Day 50: The Buddy Rich Big Band "Live Wham!" and Stefano di Battista Self Titled


The Albatross hits the Big 5-Oh. That means that a few days ago 100 CDs went onto the hard drive (since some were doubles and some days I did more than two). One hundred CDs that I've also listened to all the way through. Crazy. I don't have anything in depth to say about that, just felt it needed to be noted. I'm already starting to fade as far as what is what. I went through to share some songs with my brother as he starts to consider new paths in his music career and I actually found myself going through the list and knowing it was something that got added but still having to think, "What was the deal with this stuff again?"

I knew that as soon as I got a new Mac there would be some event that would come up that makes mine out of date. This happened last time, too. I need to better time my crisis. This really doesn't pertain to the Albatross, but it was on my mind.

Also, I added a food blog written by an old college friend and theater person in the links all the way at the bottom. I might have to hunt for a new template, that side bar is getting lengthy. Anyway, check it out, it might make you hungry, though.

Onto the beast...

The Buddy Rich Big Band
Live Wham!

This is not your father's big band. Well, I mean, it probably is. It's just as likely as anything else, really. It was recorded in 1977 and 1978 after all. But for a big band, that's 'modern.' And Buddy Rich's big band carries that modern big band sound, sort of recycling back that Chicago/Blood, Sweat, and Tears jazz rock sound back into jazz, this is sharper and more dynamic that 'traditional' big band. More forceful as well, partially a function of being lead by a drummer as opposed to a piano or horn player.

The liner notes include a Modern Drummer Magazine interview with Rich from the time and I have to say he comes off like an old school jazz crumedgon. Here are some highlights:

Modern Drummer: Do you do any limbering up before a performance?

Buddy Rich: Yeah, I usually take my hands out of my pockets.
...
Modern Drummer: That trick of using both ends of one stick to play two different drums. Is that something you thought up?

Buddy Rich: Almost everything I've don I've done through my own creativity. I don't think I have ever had to listen to anyone else to learn how to play drums. I wish I could say that for about ten thousand drummers.
...
Modern Drummer: Are any of your drums specially made?

Buddy Rich: Nope, right off the rack.

* _Goals_
**A.** From the Buddy Rich blog post, list every question that Modern Drummer puts to Buddy Rich in the interview excerpt.
**B.** Pick up the Buddy Rich blog post after its last line and keep writing.

* _Entries provided_
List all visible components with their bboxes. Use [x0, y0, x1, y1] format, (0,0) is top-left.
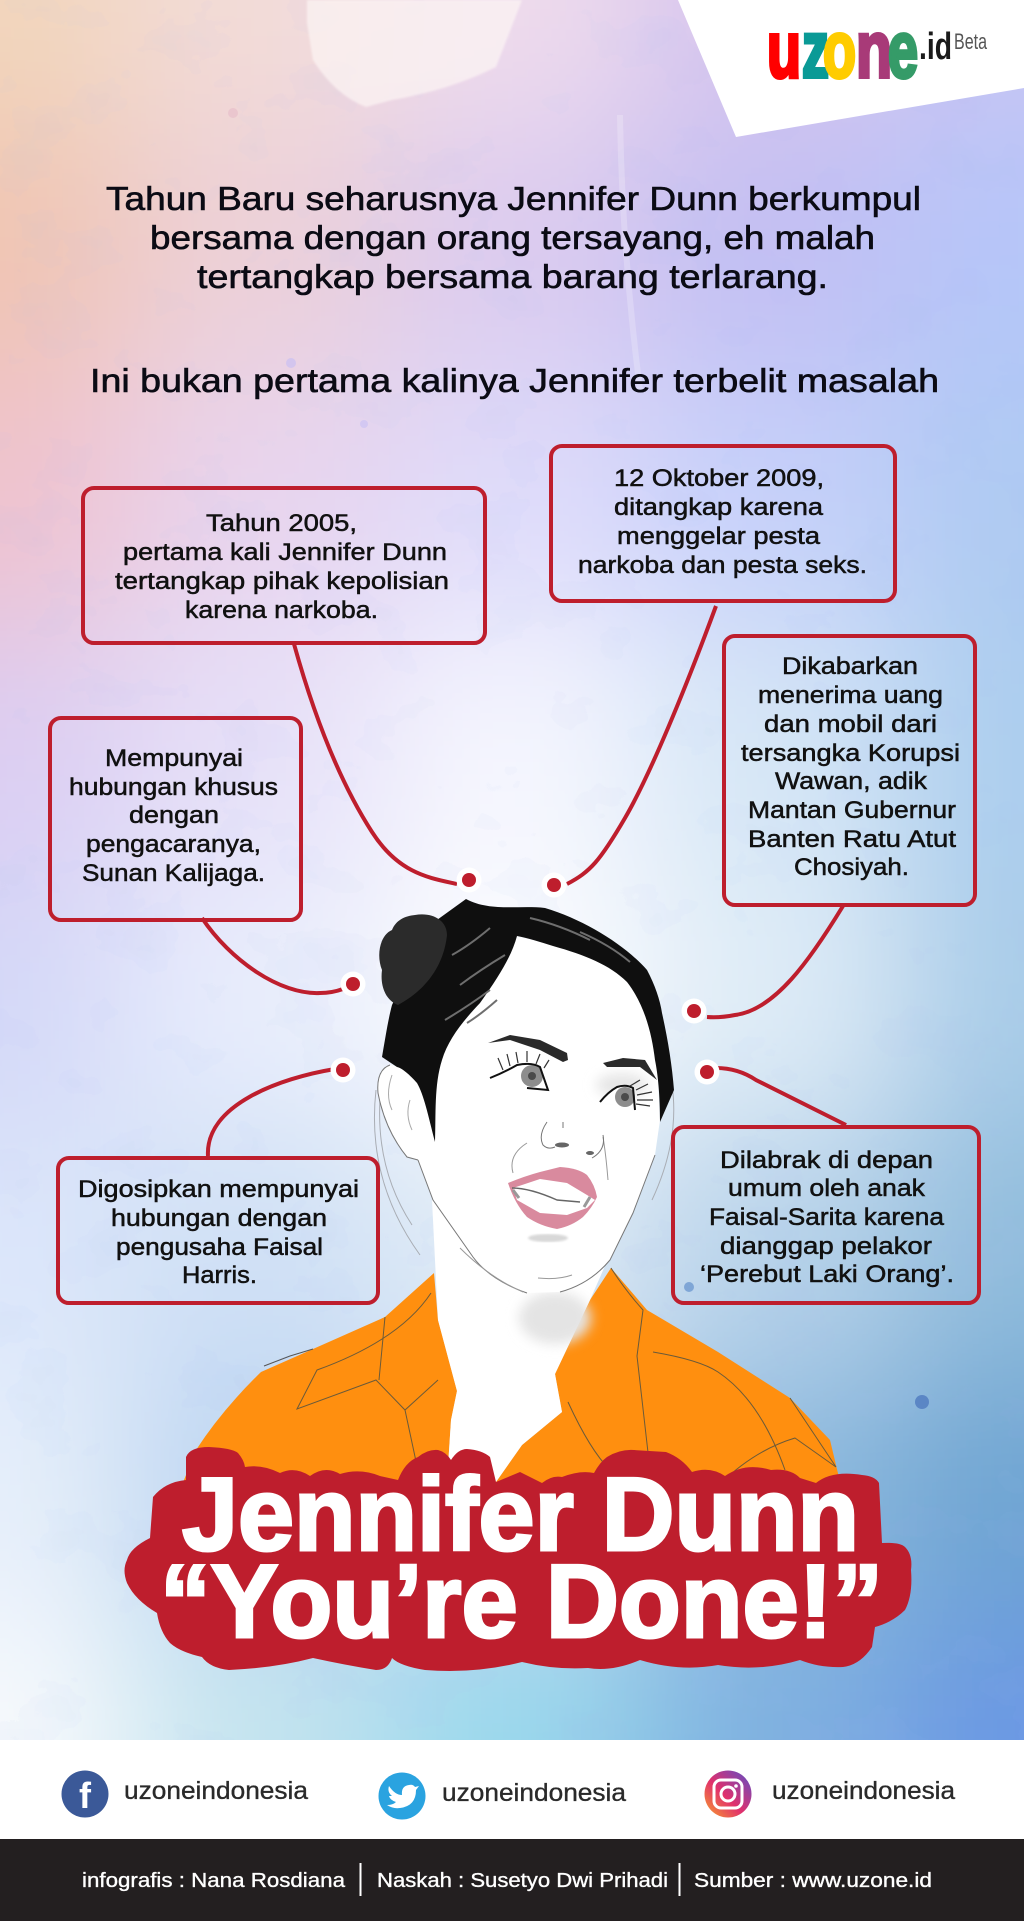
left eye	[490, 1051, 549, 1090]
neck	[432, 1200, 612, 1482]
logo: uzone.id Beta: .id	[919, 26, 952, 68]
right eye	[600, 1080, 653, 1110]
banner blob	[124, 1447, 911, 1671]
callout text: narkoba dan pesta seks.	[578, 552, 867, 579]
logo: uzone.id Beta: n	[856, 5, 892, 94]
logo: uzone.id Beta: o	[823, 5, 856, 94]
callout text	[700, 1147, 954, 1288]
callout text: Harris.	[182, 1262, 257, 1289]
twitter	[378, 1772, 426, 1820]
callout: Dilabrak	[673, 1127, 979, 1303]
callout text: umum oleh anak	[728, 1175, 926, 1202]
credits text	[82, 1870, 932, 1892]
logo: uzone.id Beta: z	[802, 5, 829, 94]
callout text: Tahun 2005,	[206, 510, 357, 537]
connector: Mempunyai callout to head	[202, 918, 366, 996]
callout text: tertangkap pihak kepolisian	[115, 568, 449, 595]
facebook handle: uzoneindonesia	[124, 1777, 308, 1805]
instagram handle: uzoneindonesia	[772, 1777, 955, 1805]
face shading	[528, 1073, 648, 1242]
intro text: bersama dengan orang tersayang, eh malah	[150, 219, 875, 256]
callout text: Chosiyah.	[794, 854, 909, 881]
left brow	[488, 1035, 568, 1062]
connector: Digosipkan callout to head	[208, 1058, 356, 1156]
callout: Dikabarkan	[724, 636, 975, 905]
callout text: pengacaranya,	[86, 831, 261, 858]
callout text: ditangkap karena	[614, 494, 824, 521]
callout text: Sunan Kalijaga.	[82, 860, 265, 887]
credits bar	[0, 1839, 1024, 1921]
callout: 12 Oktober 2009	[551, 446, 895, 601]
social bar	[0, 1740, 1024, 1840]
connector: Dilabrak callout to head	[694, 1060, 846, 1125]
callout text: menggelar pesta	[617, 523, 821, 550]
logo: uzone.id Beta: Beta	[954, 29, 988, 54]
right brow	[603, 1058, 657, 1080]
title banner	[124, 1447, 911, 1671]
callout text	[578, 465, 867, 579]
callout text: Mempunyai	[105, 745, 243, 772]
callout: Digosipkan	[58, 1158, 378, 1303]
callout text: dengan	[129, 802, 219, 829]
subheading: Ini bukan pertama kalinya Jennifer terbelit masalah	[90, 362, 939, 399]
callout text: Dilabrak di depan	[720, 1147, 933, 1174]
banner text	[160, 1457, 883, 1660]
callout text: pengusaha Faisal	[116, 1234, 323, 1261]
callout text: Digosipkan mempunyai	[78, 1176, 359, 1203]
callout text	[115, 510, 449, 624]
callout text: hubungan dengan	[111, 1205, 327, 1232]
callout text: hubungan khusus	[69, 774, 278, 801]
instagram	[704, 1770, 752, 1818]
hair	[379, 899, 674, 1142]
callout text	[741, 653, 960, 881]
callout text	[69, 745, 278, 887]
callout text: ‘Perebut Laki Orang’.	[700, 1261, 954, 1288]
credits text: Sumber : www.uzone.id	[694, 1870, 932, 1892]
callout text: Faisal-Sarita karena	[709, 1204, 945, 1231]
logo: uzone.id Beta	[767, 5, 988, 94]
callout text: tersangka Korupsi	[741, 740, 960, 767]
connector: 2005 callout to head	[294, 644, 482, 892]
neck shadow	[519, 1292, 591, 1344]
logo: uzone.id Beta: e	[888, 5, 918, 94]
callout text: Mantan Gubernur	[748, 797, 956, 824]
credits text: Naskah : Susetyo Dwi Prihadi	[377, 1870, 668, 1892]
connector: Dikabarkan callout to head	[682, 906, 843, 1024]
callout text: dan mobil dari	[764, 711, 937, 738]
credits text: infografis : Nana Rosdiana	[82, 1870, 346, 1892]
intro text: tertangkap bersama barang terlarang.	[197, 258, 828, 295]
callout text: Banten Ratu Atut	[748, 826, 956, 853]
callout text: Dikabarkan	[782, 653, 918, 680]
connector: 2009 callout to head	[542, 606, 716, 898]
intro text: Tahun Baru seharusnya Jennifer Dunn berkumpul	[106, 180, 921, 217]
intro text	[106, 180, 921, 295]
banner text: Jennifer Dunn	[182, 1457, 859, 1573]
callout: Mempunyai hubungan khusus	[50, 718, 301, 920]
face outline and creases	[378, 1065, 655, 1293]
logo: uzone.id Beta: u	[767, 5, 801, 94]
mouth	[508, 1167, 597, 1229]
callout text: karena narkoba.	[185, 597, 378, 624]
facebook	[62, 1770, 108, 1818]
face	[378, 937, 660, 1293]
banner text: “You’re Done!”	[160, 1544, 883, 1660]
logo panel	[678, 0, 1024, 137]
callout text: Wawan, adik	[775, 768, 928, 795]
shirt	[180, 1268, 842, 1490]
portrait illustration	[180, 899, 842, 1490]
callout text: pertama kali Jennifer Dunn	[123, 539, 447, 566]
nose	[541, 1122, 604, 1158]
callout text: menerima uang	[758, 682, 943, 709]
facebook: f	[79, 1775, 92, 1816]
callout text: dianggap pelakor	[720, 1233, 932, 1260]
callout text: 12 Oktober 2009,	[614, 465, 824, 492]
callout: Tahun 2005	[83, 488, 485, 643]
callout text	[78, 1176, 359, 1289]
twitter handle: uzoneindonesia	[442, 1779, 626, 1807]
side hair strands	[374, 1085, 674, 1255]
shirt lines	[264, 1268, 836, 1484]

* _Task-by-task answers_
**A.**
- Do you do any limbering up before a performance?
- That trick of using both ends of one stick to play two different drums. Is that something you thought up?
- Are any of your drums specially made?

**B.**
Modern Drummer: That's interesting. I thought many name players use custom made equipment?

Buddy Rich: Yeah, that's because they can't play. I mean it's obvious you know...you put a race driver in a car, if he knows how to drive, he can drive anything. If he can't drive, the can't push a kiddie car.
...
Buddy Rich:...It's easier now because the kids that are playing have no musical background [earlier he eschewed musical education and listening to other players and practicing, mind]. They luck out with an album and they become stars. I mean, where is their staying power? Where is their creativity? Most drummers I hear today play what every other drummer has played on a record. I don't hear one bit of originality. I hear triplets coming of tom-toms by every kid that's been able to hold a pair of sticks. That's not my idea of playing drums.
I managed to find a transcription of the entire interview, it gets worse. You really should check it out.

Joel Dorn describes him this way-

Buddy Rich was like weather in the tropics, always changing. One minute you'd be sharin' a joint wiht him and laughin' your ass off, the next he'd be screamin' at you and shooting karate kicks by your head.
 I'm not sure what it is about jazz that attracts this personality type, but it's not all that uncommon even among jazz musicians that you've never heard of unless you're into your local jazz scene. I've had instructors like this (alright, I've never had an instructor swing a kick at me, but I wouldn't have put it past a few...)

One of the odd take aways that they seemed to want to get to in these liner notes is that late in his career he became interested in cars and karate, each get a few separate mentions.

I've been trying to read all of this stuff while listening to the full on assault on my ears that this recording is. This refuses to be background music. Sometimes, when an album isn't that exciting I can push my headphones forward and still listen to the album while catching whats going on with the TV.  I'd have to put the headphones in the other room to even hope to accomplish that here. I can't help but imagine smoke rising off this big band after their done. It is loud, it is fast, it is dynamic--as long as that dynamic is loud and fucking loud.

Jim, Kermit, and Buddy
And as if to underline that, here comes their four times speed version of Miles Davis' So What? Under Davis it was a medium laid back tempo moody modal study. Under Buddy Rich it's a bright, fast, multi-layered five minute long shout chorus.

The monster at the end of the book is a 26 minute long suite. I have no idea how they can sustain themselves through a marathon like that, it should be interesting.

Speaking of Muppets, for no explained reason there is a picture of Jim Henson with Kermit on the back cover. Awesome.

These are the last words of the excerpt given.